══ Исходный текст

Произведение сильное и актуальное на все времена. Оно повествуют о том, что доброта и искренность сегодня никогда не встречаются в чистом виде, безо всяких "примесей". А если и встречаются, то моментально изничтожаются людьми, которые изголодались по этим чувством.
- OlyaShvanskaya:
- 19-11-2021, 12:19
Когда вы в последний раз читали/перечитывали классику? Или она осталась для вас навсегда похоронена в школьной программе? Под влиянием Чудаковой (которая написала список, книг, которые надо прочесть до 16) недавно открыла «Идиота», и что вы думаете? Я впервые за очень долгое время (с тех пор как мой ребёнок нормально спит ночью) легла в 5 утра, дочитав до половины (а в нём 900 страниц)! Мне 32, я живу в 21 веке и читаю Достоевского взахлёб, не в состоянии оторваться, как какой-нибудь детектив! Ну нормальная вообще?:-) Может слишком долго в Питере прожила или чё? Ну что вам сказать - это просто любовь! Просто очень красивый поэтичный слог, с чудесным словесным юмором.

════

▶ [Что нужно сделать]
1: Ответьте по исходному тексту:
(a) Что, согласно первому абзацу, происходит с добротой и искренностью, если они всё же встречаются?
(b) Сколько страниц в «Идиоте», по словам из текста?
(c) Какой возраст назван в тексте?
2: Перепишите из исходного текста отрывок от слов «Произведение сильное и» до слов «по этим чувством.» включительно.
3: Верны ли по исходному тексту эти утверждения? Для каждого ответьте «да» или «нет» и приведите решающие слова из текста.
(a) Роман открыли под влиянием Чудаковой.
(b) Пишущему 25 лет.
(c) За ту ночь книгу дочитали до конца.

══ Отобранные записи

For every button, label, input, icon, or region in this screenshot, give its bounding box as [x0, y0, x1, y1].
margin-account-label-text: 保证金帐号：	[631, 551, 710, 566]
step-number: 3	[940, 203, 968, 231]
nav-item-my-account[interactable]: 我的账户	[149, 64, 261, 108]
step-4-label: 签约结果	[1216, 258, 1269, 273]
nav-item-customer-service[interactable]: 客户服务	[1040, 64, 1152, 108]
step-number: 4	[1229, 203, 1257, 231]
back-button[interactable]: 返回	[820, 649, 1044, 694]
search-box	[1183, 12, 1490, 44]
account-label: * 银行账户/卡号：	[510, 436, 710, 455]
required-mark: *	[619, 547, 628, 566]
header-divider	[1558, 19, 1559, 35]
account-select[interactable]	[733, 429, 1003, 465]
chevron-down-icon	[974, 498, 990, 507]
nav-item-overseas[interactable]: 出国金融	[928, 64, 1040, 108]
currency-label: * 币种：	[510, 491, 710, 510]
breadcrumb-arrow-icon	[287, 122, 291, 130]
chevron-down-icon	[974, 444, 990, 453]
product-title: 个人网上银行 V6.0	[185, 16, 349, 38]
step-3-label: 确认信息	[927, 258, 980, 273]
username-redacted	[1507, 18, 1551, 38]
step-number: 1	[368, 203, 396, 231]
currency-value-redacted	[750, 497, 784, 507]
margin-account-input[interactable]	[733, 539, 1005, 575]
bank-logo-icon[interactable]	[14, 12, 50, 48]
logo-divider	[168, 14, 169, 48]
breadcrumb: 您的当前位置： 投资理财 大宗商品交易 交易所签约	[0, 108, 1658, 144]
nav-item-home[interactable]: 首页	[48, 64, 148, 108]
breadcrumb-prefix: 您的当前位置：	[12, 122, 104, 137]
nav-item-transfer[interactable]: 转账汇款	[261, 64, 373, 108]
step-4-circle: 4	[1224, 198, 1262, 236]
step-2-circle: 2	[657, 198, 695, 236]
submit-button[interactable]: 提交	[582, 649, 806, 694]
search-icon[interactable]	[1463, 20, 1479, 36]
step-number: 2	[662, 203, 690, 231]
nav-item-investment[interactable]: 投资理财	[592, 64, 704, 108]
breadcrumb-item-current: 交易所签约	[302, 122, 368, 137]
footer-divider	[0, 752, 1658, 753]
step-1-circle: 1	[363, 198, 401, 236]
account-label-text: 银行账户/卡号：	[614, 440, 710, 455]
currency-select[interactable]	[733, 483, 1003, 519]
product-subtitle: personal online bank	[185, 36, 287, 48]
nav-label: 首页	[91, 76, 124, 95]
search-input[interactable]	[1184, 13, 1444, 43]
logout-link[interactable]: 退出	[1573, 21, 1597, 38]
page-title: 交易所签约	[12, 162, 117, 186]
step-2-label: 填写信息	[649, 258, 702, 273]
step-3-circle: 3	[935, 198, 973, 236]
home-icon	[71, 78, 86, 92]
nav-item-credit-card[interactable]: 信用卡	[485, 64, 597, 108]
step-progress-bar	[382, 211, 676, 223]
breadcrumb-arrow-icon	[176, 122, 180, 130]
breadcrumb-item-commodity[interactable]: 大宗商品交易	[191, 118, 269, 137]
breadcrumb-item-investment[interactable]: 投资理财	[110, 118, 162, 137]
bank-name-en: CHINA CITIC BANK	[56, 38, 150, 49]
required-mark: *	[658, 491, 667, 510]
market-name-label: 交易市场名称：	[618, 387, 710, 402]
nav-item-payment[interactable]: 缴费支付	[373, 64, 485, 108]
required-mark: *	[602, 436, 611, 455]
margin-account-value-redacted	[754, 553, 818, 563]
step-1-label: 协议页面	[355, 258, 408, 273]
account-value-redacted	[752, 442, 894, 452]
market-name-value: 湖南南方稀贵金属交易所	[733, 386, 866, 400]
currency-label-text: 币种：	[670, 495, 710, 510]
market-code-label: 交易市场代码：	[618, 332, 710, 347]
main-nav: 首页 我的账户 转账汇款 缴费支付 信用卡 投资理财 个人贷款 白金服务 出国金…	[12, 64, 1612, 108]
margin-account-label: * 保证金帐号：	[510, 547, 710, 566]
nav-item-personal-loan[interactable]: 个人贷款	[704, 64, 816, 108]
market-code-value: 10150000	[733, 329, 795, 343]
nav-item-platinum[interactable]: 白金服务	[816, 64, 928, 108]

════

▶ [Ответы по заданиям]
1:
(a) Они моментально изничтожаются людьми.
(b) 900 страниц.
(c) 32 года.

2:
Произведение сильное и актуальное на все времена. Оно повествуют о том, что доброта и искренность сегодня никогда не встречаются в чистом виде, безо всяких "примесей". А если и встречаются, то моментально изничтожаются людьми, которые изголодались по этим чувством.

3:
(a) Да: «Под влиянием Чудаковой».
(b) Нет: «Мне 32».
(c) Нет: «дочитав до половины».